Exercise goal ▸
With the pictures left out, copy the listing below exactly.

Supplied data ▸
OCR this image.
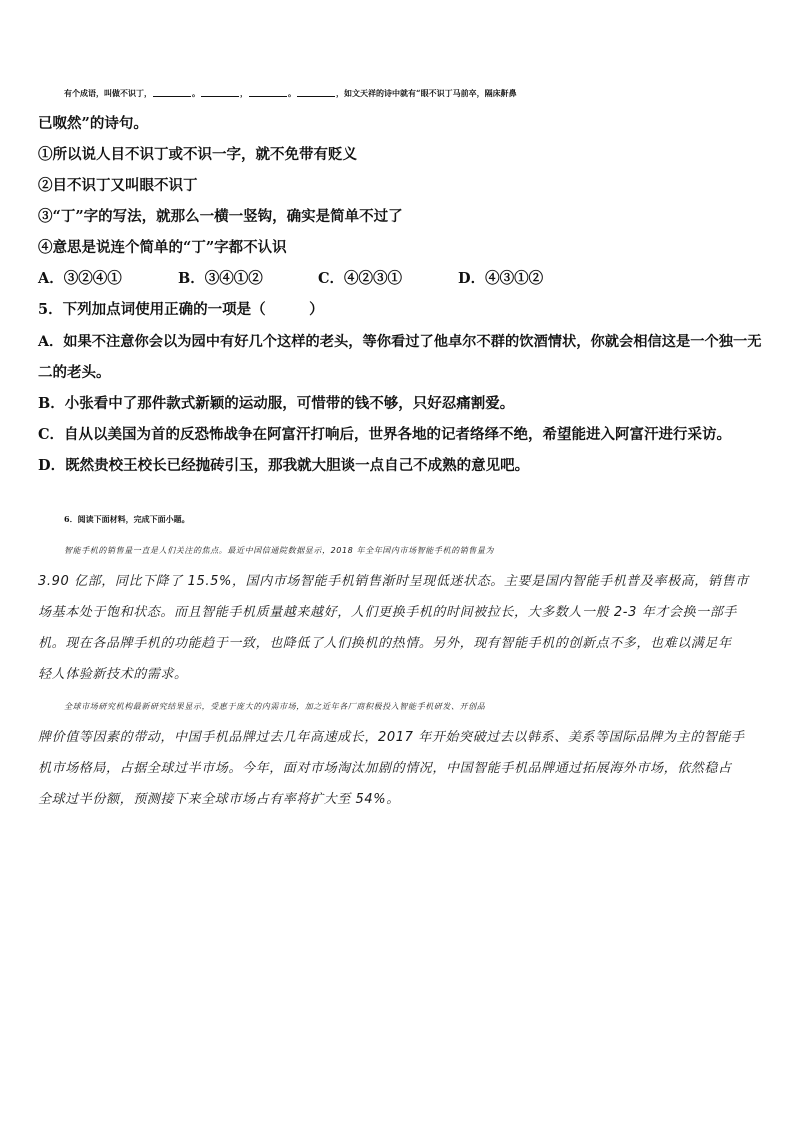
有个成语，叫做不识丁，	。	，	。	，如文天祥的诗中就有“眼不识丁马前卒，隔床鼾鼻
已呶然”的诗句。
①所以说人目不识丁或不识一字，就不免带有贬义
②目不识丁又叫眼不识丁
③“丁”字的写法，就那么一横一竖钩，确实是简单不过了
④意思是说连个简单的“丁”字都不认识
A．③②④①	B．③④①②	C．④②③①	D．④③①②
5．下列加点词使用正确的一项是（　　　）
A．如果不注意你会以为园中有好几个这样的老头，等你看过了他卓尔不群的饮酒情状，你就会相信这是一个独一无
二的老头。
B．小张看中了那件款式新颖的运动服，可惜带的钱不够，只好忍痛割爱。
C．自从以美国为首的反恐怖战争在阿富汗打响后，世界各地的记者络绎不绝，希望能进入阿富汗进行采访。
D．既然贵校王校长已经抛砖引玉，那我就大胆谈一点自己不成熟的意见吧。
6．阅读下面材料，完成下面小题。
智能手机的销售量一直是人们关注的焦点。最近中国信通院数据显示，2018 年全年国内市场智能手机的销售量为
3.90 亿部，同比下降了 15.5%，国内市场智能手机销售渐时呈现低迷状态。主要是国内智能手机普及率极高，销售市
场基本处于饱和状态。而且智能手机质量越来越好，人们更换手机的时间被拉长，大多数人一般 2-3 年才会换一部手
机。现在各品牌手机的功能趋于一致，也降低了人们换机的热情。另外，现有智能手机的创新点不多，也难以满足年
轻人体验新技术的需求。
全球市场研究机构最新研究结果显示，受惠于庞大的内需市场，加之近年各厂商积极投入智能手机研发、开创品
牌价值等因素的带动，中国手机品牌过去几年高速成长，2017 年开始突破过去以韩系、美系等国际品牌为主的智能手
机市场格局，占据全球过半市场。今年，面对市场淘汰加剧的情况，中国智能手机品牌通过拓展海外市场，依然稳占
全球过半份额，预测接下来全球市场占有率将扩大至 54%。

The solution ▸
OCR this image.
有个成语，叫做不识丁，	。	，	。	，如文天祥的诗中就有“眼不识丁马前卒，隔床鼾鼻
已呶然”的诗句。
①所以说人目不识丁或不识一字，就不免带有贬义
②目不识丁又叫眼不识丁
③“丁”字的写法，就那么一横一竖钩，确实是简单不过了
④意思是说连个简单的“丁”字都不认识
A．③②④①	B．③④①②	C．④②③①	D．④③①②
5．下列加点词使用正确的一项是（　　　）
A．如果不注意你会以为园中有好几个这样的老头，等你看过了他卓尔不群的饮酒情状，你就会相信这是一个独一无
二的老头。
B．小张看中了那件款式新颖的运动服，可惜带的钱不够，只好忍痛割爱。
C．自从以美国为首的反恐怖战争在阿富汗打响后，世界各地的记者络绎不绝，希望能进入阿富汗进行采访。
D．既然贵校王校长已经抛砖引玉，那我就大胆谈一点自己不成熟的意见吧。
6．阅读下面材料，完成下面小题。
智能手机的销售量一直是人们关注的焦点。最近中国信通院数据显示，2018 年全年国内市场智能手机的销售量为
3.90 亿部，同比下降了 15.5%，国内市场智能手机销售渐时呈现低迷状态。主要是国内智能手机普及率极高，销售市
场基本处于饱和状态。而且智能手机质量越来越好，人们更换手机的时间被拉长，大多数人一般 2-3 年才会换一部手
机。现在各品牌手机的功能趋于一致，也降低了人们换机的热情。另外，现有智能手机的创新点不多，也难以满足年
轻人体验新技术的需求。
全球市场研究机构最新研究结果显示，受惠于庞大的内需市场，加之近年各厂商积极投入智能手机研发、开创品
牌价值等因素的带动，中国手机品牌过去几年高速成长，2017 年开始突破过去以韩系、美系等国际品牌为主的智能手
机市场格局，占据全球过半市场。今年，面对市场淘汰加剧的情况，中国智能手机品牌通过拓展海外市场，依然稳占
全球过半份额，预测接下来全球市场占有率将扩大至 54%。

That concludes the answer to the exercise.